(Set task) Reproduce the records word for word, beginning at their first line and stopping after the line that contains "996, 485, 1010]".

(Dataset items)
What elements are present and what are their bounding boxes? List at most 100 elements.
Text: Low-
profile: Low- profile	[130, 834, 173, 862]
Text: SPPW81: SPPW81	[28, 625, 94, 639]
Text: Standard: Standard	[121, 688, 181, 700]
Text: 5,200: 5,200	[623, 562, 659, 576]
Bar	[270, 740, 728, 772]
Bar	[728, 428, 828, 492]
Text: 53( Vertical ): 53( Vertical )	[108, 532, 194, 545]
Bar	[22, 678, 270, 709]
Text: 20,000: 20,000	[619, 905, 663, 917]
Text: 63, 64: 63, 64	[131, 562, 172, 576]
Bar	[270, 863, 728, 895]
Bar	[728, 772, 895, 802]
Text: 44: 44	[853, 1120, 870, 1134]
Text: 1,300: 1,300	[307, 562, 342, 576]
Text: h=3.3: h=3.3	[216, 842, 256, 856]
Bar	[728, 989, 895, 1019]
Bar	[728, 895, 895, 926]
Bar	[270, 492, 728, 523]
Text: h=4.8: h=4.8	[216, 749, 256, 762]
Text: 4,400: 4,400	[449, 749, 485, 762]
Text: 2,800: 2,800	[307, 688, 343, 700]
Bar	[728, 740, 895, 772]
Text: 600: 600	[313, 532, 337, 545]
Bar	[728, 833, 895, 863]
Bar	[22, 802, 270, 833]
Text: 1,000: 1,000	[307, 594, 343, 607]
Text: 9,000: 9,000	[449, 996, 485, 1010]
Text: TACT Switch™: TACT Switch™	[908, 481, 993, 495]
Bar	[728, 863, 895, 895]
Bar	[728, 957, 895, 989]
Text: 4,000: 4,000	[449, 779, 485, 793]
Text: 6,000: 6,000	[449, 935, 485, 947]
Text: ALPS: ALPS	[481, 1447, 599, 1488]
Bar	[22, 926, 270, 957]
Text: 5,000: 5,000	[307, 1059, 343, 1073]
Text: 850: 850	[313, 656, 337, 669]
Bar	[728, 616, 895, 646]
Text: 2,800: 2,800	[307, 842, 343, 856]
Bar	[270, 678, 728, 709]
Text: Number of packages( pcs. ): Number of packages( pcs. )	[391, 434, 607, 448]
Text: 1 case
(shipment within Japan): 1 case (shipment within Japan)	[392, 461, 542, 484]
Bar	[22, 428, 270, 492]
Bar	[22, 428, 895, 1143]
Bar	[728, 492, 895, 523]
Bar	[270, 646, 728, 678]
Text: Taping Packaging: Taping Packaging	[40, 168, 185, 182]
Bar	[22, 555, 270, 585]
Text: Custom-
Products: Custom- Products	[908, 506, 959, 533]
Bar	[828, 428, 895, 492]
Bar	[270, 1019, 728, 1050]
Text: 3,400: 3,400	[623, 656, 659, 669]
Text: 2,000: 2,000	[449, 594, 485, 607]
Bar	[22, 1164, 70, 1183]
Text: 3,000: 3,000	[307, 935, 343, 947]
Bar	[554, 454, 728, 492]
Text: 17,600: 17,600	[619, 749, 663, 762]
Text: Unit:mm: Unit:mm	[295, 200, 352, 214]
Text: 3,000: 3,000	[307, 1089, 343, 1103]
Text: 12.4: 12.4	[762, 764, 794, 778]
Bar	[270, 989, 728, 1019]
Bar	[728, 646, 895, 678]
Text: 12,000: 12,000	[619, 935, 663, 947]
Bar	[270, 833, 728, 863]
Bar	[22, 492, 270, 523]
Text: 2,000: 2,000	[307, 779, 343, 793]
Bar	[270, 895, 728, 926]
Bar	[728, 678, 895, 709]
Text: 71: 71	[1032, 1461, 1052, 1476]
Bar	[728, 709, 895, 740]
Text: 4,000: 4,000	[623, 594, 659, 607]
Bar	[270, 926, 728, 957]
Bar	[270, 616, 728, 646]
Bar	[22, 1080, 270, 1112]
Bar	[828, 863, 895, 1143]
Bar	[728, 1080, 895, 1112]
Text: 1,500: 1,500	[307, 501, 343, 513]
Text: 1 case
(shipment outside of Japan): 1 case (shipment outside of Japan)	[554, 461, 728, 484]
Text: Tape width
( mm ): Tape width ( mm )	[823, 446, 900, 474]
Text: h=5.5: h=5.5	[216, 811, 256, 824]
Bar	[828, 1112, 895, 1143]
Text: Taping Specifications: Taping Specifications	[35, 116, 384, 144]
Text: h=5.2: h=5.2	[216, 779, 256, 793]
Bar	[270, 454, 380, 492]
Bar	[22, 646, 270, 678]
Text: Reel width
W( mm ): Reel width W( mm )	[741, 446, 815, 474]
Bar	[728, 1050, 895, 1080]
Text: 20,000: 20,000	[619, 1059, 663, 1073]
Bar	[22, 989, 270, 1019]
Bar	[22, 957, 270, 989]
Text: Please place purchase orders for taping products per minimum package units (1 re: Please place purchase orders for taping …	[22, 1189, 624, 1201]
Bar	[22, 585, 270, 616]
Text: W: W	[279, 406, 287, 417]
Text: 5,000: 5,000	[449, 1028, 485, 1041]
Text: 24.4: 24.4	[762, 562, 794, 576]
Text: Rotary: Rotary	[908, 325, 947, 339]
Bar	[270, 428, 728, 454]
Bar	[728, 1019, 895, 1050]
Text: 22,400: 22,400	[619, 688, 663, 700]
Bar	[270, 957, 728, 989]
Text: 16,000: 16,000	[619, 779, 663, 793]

(Answer for the task)
What elements are present and what are their bounding boxes? List at most 100 elements.
Text: Low-
profile: Low- profile	[130, 834, 173, 862]
Text: SPPW81: SPPW81	[28, 625, 94, 639]
Text: Standard: Standard	[121, 688, 181, 700]
Text: 5,200: 5,200	[623, 562, 659, 576]
Bar	[270, 740, 728, 772]
Bar	[728, 428, 828, 492]
Text: 53( Vertical ): 53( Vertical )	[108, 532, 194, 545]
Bar	[22, 678, 270, 709]
Text: 20,000: 20,000	[619, 905, 663, 917]
Text: 63, 64: 63, 64	[131, 562, 172, 576]
Bar	[270, 863, 728, 895]
Bar	[728, 772, 895, 802]
Text: 44: 44	[853, 1120, 870, 1134]
Text: 1,300: 1,300	[307, 562, 342, 576]
Text: h=3.3: h=3.3	[216, 842, 256, 856]
Bar	[728, 989, 895, 1019]
Bar	[728, 895, 895, 926]
Bar	[270, 492, 728, 523]
Text: h=4.8: h=4.8	[216, 749, 256, 762]
Text: 4,400: 4,400	[449, 749, 485, 762]
Text: 2,800: 2,800	[307, 688, 343, 700]
Bar	[728, 740, 895, 772]
Text: 600: 600	[313, 532, 337, 545]
Bar	[728, 833, 895, 863]
Bar	[22, 802, 270, 833]
Text: 1,000: 1,000	[307, 594, 343, 607]
Text: 9,000: 9,000	[449, 996, 485, 1010]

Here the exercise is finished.